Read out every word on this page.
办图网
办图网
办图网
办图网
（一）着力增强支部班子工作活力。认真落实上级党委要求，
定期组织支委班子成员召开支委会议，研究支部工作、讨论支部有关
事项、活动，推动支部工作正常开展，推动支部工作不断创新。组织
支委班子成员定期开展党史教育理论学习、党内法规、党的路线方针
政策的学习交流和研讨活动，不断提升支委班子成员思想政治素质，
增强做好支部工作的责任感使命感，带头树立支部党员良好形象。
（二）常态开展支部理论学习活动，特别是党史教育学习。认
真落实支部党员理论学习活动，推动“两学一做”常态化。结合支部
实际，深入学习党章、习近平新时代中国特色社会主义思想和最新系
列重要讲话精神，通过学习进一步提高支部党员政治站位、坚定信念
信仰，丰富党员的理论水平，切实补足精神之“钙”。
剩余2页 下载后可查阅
---
WHAT YOU WILL DO: Give the listing again, word for word.

EXPECTED ANSWER:
Read out every word on this page.
办图网
办图网
办图网
办图网
（一）着力增强支部班子工作活力。认真落实上级党委要求，
定期组织支委班子成员召开支委会议，研究支部工作、讨论支部有关
事项、活动，推动支部工作正常开展，推动支部工作不断创新。组织
支委班子成员定期开展党史教育理论学习、党内法规、党的路线方针
政策的学习交流和研讨活动，不断提升支委班子成员思想政治素质，
增强做好支部工作的责任感使命感，带头树立支部党员良好形象。
（二）常态开展支部理论学习活动，特别是党史教育学习。认
真落实支部党员理论学习活动，推动“两学一做”常态化。结合支部
实际，深入学习党章、习近平新时代中国特色社会主义思想和最新系
列重要讲话精神，通过学习进一步提高支部党员政治站位、坚定信念
信仰，丰富党员的理论水平，切实补足精神之“钙”。
剩余2页 下载后可查阅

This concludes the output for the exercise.